What is required:
Output the full listing word for word.

◇ ◇ ◇ ◇ ◇ ◇ ◇

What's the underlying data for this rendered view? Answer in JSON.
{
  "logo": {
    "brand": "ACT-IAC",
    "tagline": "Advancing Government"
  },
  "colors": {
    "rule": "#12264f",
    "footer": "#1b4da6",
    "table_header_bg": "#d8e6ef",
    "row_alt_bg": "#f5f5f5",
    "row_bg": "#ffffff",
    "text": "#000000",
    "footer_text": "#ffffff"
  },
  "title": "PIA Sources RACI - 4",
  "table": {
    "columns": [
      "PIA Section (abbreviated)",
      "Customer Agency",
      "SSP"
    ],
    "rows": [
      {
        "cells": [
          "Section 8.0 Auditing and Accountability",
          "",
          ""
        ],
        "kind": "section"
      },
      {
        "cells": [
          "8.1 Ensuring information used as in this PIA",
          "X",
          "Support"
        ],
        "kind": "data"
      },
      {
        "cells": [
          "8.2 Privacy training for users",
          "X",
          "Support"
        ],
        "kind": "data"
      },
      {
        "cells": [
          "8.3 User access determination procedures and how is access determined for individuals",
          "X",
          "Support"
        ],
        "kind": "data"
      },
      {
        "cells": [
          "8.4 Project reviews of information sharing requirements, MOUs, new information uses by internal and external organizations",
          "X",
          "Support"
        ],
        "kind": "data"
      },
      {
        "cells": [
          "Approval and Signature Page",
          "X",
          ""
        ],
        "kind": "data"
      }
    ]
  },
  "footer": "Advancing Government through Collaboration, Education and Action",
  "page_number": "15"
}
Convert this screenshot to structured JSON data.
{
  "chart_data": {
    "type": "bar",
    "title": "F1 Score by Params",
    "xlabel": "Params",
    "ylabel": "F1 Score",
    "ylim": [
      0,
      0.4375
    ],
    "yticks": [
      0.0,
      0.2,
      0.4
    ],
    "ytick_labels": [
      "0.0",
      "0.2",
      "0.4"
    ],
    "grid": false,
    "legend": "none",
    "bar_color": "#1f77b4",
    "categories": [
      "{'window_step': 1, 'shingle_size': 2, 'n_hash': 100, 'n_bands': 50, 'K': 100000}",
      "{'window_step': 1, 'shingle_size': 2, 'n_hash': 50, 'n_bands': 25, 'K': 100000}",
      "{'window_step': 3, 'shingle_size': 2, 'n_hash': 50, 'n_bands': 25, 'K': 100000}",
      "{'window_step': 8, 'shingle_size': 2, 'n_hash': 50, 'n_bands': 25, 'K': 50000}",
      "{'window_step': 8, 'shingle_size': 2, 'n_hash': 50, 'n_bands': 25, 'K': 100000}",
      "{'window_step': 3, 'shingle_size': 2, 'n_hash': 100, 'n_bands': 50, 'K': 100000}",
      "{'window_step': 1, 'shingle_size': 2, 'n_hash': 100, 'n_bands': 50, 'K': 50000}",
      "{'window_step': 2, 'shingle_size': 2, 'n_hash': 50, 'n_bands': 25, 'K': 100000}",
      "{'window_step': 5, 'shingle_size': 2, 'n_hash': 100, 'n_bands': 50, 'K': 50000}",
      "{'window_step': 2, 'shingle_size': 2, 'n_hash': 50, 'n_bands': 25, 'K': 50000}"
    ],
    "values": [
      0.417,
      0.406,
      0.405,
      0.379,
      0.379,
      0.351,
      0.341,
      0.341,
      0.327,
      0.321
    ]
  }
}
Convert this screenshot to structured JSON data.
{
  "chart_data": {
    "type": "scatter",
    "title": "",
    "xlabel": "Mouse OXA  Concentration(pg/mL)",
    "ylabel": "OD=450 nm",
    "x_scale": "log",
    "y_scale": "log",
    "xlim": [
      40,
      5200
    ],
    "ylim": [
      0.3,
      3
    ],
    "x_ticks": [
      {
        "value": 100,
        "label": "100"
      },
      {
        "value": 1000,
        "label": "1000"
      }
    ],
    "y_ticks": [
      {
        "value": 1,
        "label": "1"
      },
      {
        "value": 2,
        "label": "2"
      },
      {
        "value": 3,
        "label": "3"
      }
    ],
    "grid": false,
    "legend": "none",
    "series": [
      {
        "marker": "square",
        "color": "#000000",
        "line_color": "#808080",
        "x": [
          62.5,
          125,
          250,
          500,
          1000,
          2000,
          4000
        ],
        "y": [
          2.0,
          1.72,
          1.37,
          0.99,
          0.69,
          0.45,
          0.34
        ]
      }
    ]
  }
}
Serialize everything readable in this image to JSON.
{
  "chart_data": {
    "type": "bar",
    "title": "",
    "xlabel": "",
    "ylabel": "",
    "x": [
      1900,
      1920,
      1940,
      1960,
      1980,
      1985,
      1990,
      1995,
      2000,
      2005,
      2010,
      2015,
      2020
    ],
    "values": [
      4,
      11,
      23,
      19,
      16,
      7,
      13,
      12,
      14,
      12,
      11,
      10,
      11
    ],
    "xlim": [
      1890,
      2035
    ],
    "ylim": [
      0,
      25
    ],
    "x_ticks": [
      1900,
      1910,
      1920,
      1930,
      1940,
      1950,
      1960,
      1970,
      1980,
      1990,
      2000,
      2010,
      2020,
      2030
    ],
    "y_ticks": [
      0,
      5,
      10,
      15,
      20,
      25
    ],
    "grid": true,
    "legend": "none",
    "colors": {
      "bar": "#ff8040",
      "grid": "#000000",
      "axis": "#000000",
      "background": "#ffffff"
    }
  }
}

◇ ◇ ◇ ◇ ◇ ◇ ◇

Output for this exercise:
What's the underlying data for this rendered view? Answer in JSON.
{
  "logo": {
    "brand": "ACT-IAC",
    "tagline": "Advancing Government"
  },
  "colors": {
    "rule": "#12264f",
    "footer": "#1b4da6",
    "table_header_bg": "#d8e6ef",
    "row_alt_bg": "#f5f5f5",
    "row_bg": "#ffffff",
    "text": "#000000",
    "footer_text": "#ffffff"
  },
  "title": "PIA Sources RACI - 4",
  "table": {
    "columns": [
      "PIA Section (abbreviated)",
      "Customer Agency",
      "SSP"
    ],
    "rows": [
      {
        "cells": [
          "Section 8.0 Auditing and Accountability",
          "",
          ""
        ],
        "kind": "section"
      },
      {
        "cells": [
          "8.1 Ensuring information used as in this PIA",
          "X",
          "Support"
        ],
        "kind": "data"
      },
      {
        "cells": [
          "8.2 Privacy training for users",
          "X",
          "Support"
        ],
        "kind": "data"
      },
      {
        "cells": [
          "8.3 User access determination procedures and how is access determined for individuals",
          "X",
          "Support"
        ],
        "kind": "data"
      },
      {
        "cells": [
          "8.4 Project reviews of information sharing requirements, MOUs, new information uses by internal and external organizations",
          "X",
          "Support"
        ],
        "kind": "data"
      },
      {
        "cells": [
          "Approval and Signature Page",
          "X",
          ""
        ],
        "kind": "data"
      }
    ]
  },
  "footer": "Advancing Government through Collaboration, Education and Action",
  "page_number": "15"
}
Convert this screenshot to structured JSON data.
{
  "chart_data": {
    "type": "bar",
    "title": "F1 Score by Params",
    "xlabel": "Params",
    "ylabel": "F1 Score",
    "ylim": [
      0,
      0.4375
    ],
    "yticks": [
      0.0,
      0.2,
      0.4
    ],
    "ytick_labels": [
      "0.0",
      "0.2",
      "0.4"
    ],
    "grid": false,
    "legend": "none",
    "bar_color": "#1f77b4",
    "categories": [
      "{'window_step': 1, 'shingle_size': 2, 'n_hash': 100, 'n_bands': 50, 'K': 100000}",
      "{'window_step': 1, 'shingle_size': 2, 'n_hash': 50, 'n_bands': 25, 'K': 100000}",
      "{'window_step': 3, 'shingle_size': 2, 'n_hash': 50, 'n_bands': 25, 'K': 100000}",
      "{'window_step': 8, 'shingle_size': 2, 'n_hash': 50, 'n_bands': 25, 'K': 50000}",
      "{'window_step': 8, 'shingle_size': 2, 'n_hash': 50, 'n_bands': 25, 'K': 100000}",
      "{'window_step': 3, 'shingle_size': 2, 'n_hash': 100, 'n_bands': 50, 'K': 100000}",
      "{'window_step': 1, 'shingle_size': 2, 'n_hash': 100, 'n_bands': 50, 'K': 50000}",
      "{'window_step': 2, 'shingle_size': 2, 'n_hash': 50, 'n_bands': 25, 'K': 100000}",
      "{'window_step': 5, 'shingle_size': 2, 'n_hash': 100, 'n_bands': 50, 'K': 50000}",
      "{'window_step': 2, 'shingle_size': 2, 'n_hash': 50, 'n_bands': 25, 'K': 50000}"
    ],
    "values": [
      0.417,
      0.406,
      0.405,
      0.379,
      0.379,
      0.351,
      0.341,
      0.341,
      0.327,
      0.321
    ]
  }
}
Convert this screenshot to structured JSON data.
{
  "chart_data": {
    "type": "scatter",
    "title": "",
    "xlabel": "Mouse OXA  Concentration(pg/mL)",
    "ylabel": "OD=450 nm",
    "x_scale": "log",
    "y_scale": "log",
    "xlim": [
      40,
      5200
    ],
    "ylim": [
      0.3,
      3
    ],
    "x_ticks": [
      {
        "value": 100,
        "label": "100"
      },
      {
        "value": 1000,
        "label": "1000"
      }
    ],
    "y_ticks": [
      {
        "value": 1,
        "label": "1"
      },
      {
        "value": 2,
        "label": "2"
      },
      {
        "value": 3,
        "label": "3"
      }
    ],
    "grid": false,
    "legend": "none",
    "series": [
      {
        "marker": "square",
        "color": "#000000",
        "line_color": "#808080",
        "x": [
          62.5,
          125,
          250,
          500,
          1000,
          2000,
          4000
        ],
        "y": [
          2.0,
          1.72,
          1.37,
          0.99,
          0.69,
          0.45,
          0.34
        ]
      }
    ]
  }
}
Serialize everything readable in this image to JSON.
{
  "chart_data": {
    "type": "bar",
    "title": "",
    "xlabel": "",
    "ylabel": "",
    "x": [
      1900,
      1920,
      1940,
      1960,
      1980,
      1985,
      1990,
      1995,
      2000,
      2005,
      2010,
      2015,
      2020
    ],
    "values": [
      4,
      11,
      23,
      19,
      16,
      7,
      13,
      12,
      14,
      12,
      11,
      10,
      11
    ],
    "xlim": [
      1890,
      2035
    ],
    "ylim": [
      0,
      25
    ],
    "x_ticks": [
      1900,
      1910,
      1920,
      1930,
      1940,
      1950,
      1960,
      1970,
      1980,
      1990,
      2000,
      2010,
      2020,
      2030
    ],
    "y_ticks": [
      0,
      5,
      10,
      15,
      20,
      25
    ],
    "grid": true,
    "legend": "none",
    "colors": {
      "bar": "#ff8040",
      "grid": "#000000",
      "axis": "#000000",
      "background": "#ffffff"
    }
  }
}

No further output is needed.